Exercise prompt: Gather up all lines that carry the word "optimum".

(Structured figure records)
--------------------------------
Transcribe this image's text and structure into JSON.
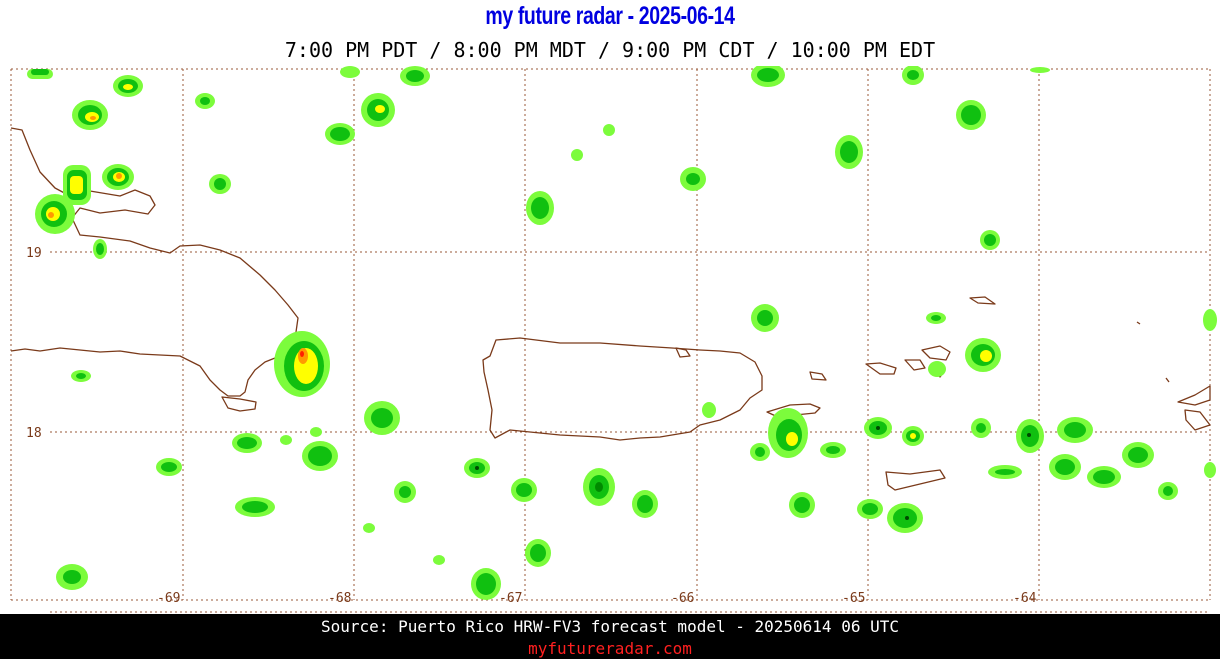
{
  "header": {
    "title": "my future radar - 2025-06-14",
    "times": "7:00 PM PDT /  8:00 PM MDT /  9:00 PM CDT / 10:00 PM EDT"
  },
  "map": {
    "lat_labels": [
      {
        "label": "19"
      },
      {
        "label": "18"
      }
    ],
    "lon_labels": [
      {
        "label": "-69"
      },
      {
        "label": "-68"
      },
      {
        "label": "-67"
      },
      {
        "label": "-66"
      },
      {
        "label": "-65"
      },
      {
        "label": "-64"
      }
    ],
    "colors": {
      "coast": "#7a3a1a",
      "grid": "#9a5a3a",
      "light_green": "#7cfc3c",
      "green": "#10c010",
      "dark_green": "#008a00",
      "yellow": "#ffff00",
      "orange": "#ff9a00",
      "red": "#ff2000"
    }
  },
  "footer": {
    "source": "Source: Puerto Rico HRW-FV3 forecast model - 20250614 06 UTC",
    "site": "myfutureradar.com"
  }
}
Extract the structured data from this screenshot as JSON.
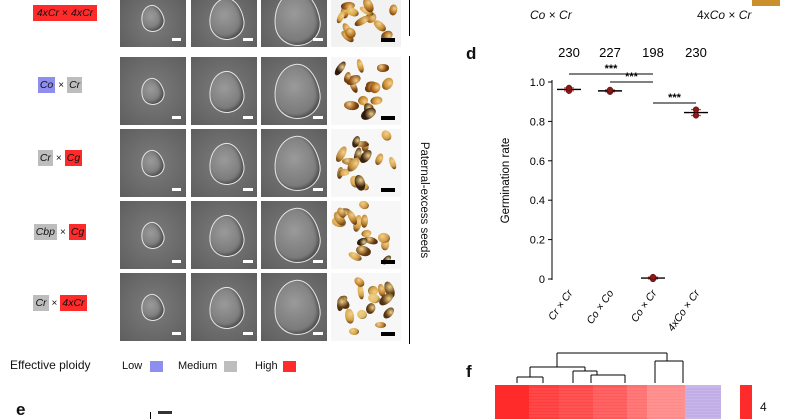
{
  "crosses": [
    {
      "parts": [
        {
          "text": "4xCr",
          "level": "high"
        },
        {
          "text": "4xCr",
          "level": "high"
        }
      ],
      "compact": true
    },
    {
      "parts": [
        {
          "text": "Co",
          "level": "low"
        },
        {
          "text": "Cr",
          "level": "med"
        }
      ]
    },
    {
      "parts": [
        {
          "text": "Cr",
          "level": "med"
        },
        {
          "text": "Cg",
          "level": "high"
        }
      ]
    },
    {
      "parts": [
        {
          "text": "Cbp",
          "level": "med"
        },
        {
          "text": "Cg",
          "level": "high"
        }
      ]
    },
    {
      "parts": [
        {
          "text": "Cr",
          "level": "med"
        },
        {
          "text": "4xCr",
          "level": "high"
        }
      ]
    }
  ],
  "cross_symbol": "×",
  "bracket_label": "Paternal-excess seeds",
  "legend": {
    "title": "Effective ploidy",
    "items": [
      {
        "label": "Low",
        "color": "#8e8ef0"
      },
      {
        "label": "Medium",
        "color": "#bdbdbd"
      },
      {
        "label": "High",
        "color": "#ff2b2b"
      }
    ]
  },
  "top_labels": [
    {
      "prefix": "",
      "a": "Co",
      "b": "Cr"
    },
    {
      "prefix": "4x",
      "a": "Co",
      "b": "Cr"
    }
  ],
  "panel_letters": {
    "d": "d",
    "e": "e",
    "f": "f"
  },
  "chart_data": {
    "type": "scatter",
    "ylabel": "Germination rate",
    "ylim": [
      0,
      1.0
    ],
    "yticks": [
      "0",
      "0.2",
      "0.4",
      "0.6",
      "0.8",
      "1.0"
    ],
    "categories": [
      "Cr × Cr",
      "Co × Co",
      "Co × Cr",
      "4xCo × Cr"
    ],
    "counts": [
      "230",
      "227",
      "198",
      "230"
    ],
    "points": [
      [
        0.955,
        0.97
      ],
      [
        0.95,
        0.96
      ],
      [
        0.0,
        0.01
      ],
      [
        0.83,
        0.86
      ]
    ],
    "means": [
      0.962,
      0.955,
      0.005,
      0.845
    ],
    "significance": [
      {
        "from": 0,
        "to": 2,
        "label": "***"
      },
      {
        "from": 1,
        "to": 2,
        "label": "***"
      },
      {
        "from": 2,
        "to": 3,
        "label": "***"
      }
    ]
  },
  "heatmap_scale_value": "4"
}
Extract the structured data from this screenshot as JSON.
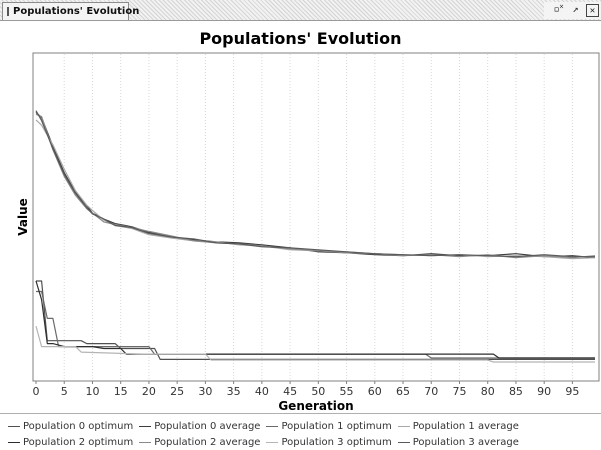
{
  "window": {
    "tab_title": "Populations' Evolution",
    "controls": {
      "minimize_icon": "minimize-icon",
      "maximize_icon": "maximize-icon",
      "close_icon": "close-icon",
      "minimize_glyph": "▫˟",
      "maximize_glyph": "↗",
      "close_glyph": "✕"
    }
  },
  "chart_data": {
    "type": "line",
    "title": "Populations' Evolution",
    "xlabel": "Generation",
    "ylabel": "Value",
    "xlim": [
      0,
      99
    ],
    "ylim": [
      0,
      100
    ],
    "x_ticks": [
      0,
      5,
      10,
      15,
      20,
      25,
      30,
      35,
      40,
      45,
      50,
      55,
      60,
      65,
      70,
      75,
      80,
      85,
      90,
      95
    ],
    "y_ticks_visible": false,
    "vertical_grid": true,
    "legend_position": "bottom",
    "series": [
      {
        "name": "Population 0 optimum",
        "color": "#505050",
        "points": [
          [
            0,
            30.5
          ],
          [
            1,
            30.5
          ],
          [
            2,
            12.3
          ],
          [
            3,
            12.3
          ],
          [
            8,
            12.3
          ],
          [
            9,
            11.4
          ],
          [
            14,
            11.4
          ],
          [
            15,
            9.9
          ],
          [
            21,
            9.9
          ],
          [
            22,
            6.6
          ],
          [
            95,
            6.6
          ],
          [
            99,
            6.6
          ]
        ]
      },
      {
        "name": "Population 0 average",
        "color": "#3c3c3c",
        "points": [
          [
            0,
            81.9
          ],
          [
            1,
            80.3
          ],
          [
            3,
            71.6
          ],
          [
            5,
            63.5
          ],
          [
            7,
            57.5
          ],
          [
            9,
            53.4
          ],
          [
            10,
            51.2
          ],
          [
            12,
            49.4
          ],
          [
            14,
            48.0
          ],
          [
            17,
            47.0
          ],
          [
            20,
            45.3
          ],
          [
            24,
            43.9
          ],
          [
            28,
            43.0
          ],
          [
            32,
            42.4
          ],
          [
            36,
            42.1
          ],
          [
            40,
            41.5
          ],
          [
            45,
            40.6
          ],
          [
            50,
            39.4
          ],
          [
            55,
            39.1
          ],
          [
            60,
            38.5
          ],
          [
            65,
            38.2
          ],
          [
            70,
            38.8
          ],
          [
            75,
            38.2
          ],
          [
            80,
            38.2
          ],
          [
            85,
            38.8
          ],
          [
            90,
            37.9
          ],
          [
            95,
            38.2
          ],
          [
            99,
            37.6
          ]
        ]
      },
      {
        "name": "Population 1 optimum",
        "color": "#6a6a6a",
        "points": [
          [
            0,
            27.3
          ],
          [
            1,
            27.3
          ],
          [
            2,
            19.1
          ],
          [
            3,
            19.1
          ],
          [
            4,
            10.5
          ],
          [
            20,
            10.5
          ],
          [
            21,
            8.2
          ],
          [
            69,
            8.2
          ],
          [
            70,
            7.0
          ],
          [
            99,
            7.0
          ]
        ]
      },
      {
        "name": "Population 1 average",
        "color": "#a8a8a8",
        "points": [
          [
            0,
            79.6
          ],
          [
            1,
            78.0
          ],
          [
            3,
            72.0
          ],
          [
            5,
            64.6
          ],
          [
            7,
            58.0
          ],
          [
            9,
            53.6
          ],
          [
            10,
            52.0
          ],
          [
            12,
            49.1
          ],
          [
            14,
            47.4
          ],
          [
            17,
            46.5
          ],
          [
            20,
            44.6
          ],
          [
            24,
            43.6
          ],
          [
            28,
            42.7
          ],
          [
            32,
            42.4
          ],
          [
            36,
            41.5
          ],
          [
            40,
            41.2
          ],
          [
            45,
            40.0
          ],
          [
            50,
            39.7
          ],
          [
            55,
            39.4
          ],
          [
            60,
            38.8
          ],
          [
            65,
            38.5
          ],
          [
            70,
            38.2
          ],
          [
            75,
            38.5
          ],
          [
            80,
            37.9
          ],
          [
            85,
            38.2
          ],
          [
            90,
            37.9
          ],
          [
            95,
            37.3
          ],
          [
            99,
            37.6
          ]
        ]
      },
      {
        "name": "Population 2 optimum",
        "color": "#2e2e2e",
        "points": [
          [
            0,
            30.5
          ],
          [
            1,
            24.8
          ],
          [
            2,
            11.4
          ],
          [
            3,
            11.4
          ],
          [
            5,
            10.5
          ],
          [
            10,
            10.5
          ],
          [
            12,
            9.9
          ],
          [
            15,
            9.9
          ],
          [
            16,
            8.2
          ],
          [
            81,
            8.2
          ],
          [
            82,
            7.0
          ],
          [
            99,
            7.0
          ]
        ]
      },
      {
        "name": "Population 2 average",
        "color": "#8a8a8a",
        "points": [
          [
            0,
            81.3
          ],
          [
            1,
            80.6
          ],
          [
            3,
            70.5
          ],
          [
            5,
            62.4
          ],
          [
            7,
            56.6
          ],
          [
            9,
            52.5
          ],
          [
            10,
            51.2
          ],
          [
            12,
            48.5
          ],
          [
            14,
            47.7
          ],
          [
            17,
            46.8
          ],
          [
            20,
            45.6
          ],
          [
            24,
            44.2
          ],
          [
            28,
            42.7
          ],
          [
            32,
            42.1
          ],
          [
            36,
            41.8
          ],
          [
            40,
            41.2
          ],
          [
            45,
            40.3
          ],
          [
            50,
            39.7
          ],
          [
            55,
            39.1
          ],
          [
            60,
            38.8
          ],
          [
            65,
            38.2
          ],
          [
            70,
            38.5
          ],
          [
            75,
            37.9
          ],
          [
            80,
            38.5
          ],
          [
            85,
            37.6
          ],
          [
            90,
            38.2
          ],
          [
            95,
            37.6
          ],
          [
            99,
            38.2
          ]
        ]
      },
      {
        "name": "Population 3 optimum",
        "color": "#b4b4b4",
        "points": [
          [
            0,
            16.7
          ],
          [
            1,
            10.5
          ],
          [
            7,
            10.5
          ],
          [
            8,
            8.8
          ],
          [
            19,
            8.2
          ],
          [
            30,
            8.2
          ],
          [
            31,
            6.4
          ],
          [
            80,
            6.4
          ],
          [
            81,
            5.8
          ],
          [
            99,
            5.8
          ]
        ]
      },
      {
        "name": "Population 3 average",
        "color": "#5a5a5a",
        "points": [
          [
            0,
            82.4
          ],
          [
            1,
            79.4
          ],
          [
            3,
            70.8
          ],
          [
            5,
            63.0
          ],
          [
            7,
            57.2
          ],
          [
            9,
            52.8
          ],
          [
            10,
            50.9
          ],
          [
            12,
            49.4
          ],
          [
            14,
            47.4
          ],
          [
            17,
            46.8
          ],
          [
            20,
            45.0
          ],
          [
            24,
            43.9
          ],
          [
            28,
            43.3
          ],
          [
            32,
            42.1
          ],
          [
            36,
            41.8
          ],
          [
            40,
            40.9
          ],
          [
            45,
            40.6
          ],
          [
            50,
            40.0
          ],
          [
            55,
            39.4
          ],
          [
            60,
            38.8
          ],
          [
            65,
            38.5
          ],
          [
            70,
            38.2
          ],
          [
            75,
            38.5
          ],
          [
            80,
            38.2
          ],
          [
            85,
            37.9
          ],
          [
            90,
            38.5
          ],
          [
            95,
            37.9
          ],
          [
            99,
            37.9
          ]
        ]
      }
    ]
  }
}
--------------------------------
Written response:
        "name": "Population 0 optimum",
        "name": "Population 1 optimum",
        "name": "Population 2 optimum",
        "name": "Population 3 optimum",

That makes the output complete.